[START]

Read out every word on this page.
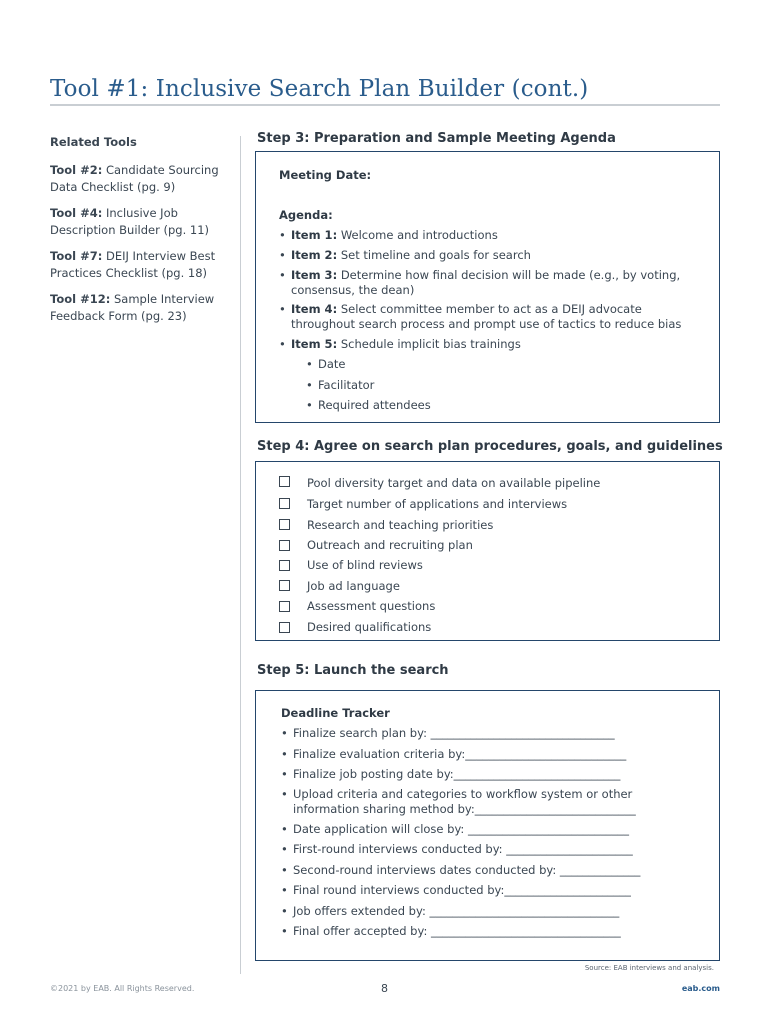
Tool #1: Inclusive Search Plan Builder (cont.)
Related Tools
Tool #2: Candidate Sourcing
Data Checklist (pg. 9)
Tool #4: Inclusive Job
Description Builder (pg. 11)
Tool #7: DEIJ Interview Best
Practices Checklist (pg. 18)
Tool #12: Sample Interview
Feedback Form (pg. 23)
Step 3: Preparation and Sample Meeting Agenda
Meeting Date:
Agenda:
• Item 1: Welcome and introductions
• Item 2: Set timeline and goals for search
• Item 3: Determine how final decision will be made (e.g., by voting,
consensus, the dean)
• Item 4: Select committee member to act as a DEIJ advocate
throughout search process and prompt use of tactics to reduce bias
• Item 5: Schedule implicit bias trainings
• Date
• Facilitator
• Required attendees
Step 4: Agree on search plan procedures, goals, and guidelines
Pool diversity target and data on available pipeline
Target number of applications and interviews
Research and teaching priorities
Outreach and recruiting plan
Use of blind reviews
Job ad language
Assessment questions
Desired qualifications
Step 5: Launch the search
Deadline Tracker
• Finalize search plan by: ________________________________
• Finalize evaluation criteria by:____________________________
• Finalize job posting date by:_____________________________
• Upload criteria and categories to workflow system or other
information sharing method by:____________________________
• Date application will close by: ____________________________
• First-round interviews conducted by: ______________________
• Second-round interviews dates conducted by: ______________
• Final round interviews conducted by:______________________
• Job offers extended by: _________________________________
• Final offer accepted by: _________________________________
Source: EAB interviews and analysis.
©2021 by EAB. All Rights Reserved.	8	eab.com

[END]
[START]

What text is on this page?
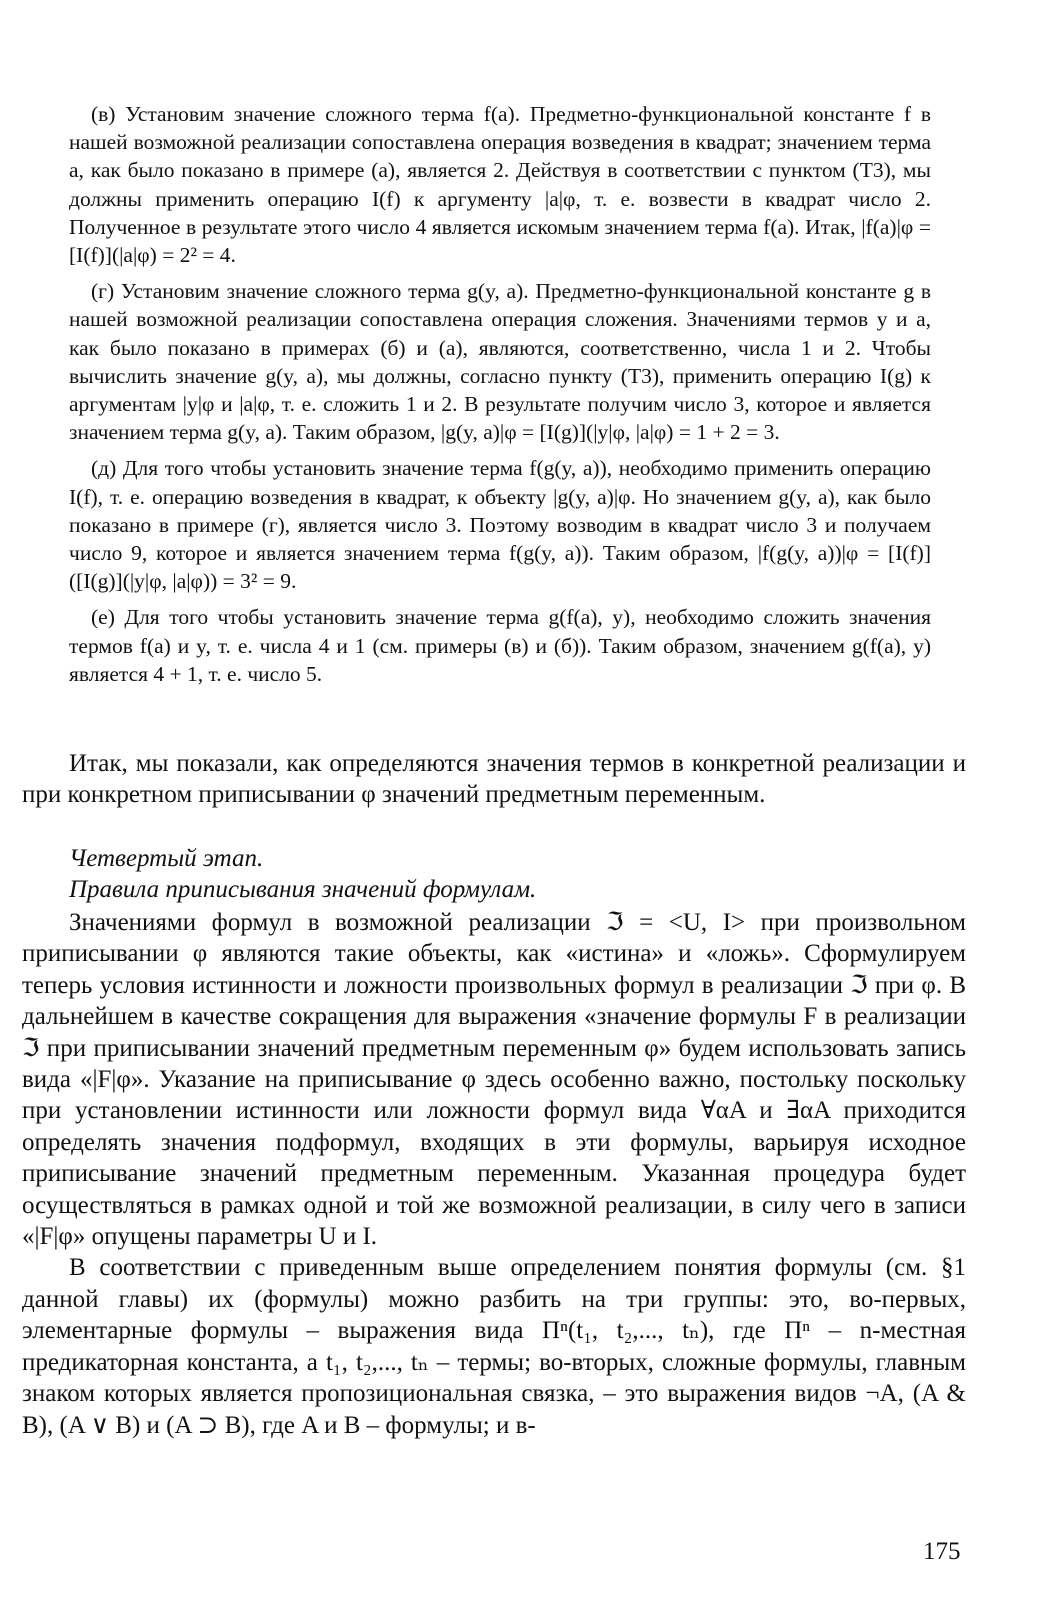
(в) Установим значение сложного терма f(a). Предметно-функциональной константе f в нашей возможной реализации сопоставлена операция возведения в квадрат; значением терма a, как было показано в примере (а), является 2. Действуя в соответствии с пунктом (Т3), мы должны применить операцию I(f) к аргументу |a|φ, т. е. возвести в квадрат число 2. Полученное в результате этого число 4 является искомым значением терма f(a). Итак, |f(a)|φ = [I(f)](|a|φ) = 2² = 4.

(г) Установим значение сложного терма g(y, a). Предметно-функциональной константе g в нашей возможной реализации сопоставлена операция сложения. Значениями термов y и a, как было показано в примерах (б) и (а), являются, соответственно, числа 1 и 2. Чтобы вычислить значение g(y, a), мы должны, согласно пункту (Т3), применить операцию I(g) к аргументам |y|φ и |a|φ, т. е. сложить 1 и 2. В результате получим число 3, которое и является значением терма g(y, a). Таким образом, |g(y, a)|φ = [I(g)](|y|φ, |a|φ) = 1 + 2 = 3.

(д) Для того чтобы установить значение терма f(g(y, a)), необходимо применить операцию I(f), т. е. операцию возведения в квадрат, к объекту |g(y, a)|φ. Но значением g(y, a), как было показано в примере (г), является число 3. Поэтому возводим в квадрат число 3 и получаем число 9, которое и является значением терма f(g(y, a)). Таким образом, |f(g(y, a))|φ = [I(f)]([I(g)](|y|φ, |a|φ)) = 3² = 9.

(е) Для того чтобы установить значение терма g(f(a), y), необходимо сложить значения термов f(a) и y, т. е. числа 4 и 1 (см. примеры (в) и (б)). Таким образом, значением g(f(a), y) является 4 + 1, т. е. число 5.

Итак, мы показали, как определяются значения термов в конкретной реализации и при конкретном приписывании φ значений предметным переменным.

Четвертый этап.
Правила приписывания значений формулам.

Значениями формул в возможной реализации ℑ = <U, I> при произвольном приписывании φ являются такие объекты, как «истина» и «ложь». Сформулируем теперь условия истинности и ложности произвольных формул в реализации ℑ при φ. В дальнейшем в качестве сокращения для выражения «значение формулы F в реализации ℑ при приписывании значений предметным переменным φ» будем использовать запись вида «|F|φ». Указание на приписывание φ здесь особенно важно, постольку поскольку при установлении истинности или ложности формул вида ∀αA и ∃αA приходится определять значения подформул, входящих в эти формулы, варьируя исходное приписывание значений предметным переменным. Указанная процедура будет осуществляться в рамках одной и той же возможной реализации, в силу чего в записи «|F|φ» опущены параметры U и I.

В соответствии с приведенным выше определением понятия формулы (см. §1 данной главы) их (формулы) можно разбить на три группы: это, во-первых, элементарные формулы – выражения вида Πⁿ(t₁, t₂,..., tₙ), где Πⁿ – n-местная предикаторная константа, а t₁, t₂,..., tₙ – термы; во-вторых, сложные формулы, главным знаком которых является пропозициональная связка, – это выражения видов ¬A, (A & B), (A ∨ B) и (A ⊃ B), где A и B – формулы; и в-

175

[END]

* _Instructions to follow_:
Find every line that has "Inclusive" in it, then return those lines.

* _Solved exercise_:
Tool #1: Inclusive Search Plan Builder (cont.)
Tool #4: Inclusive Job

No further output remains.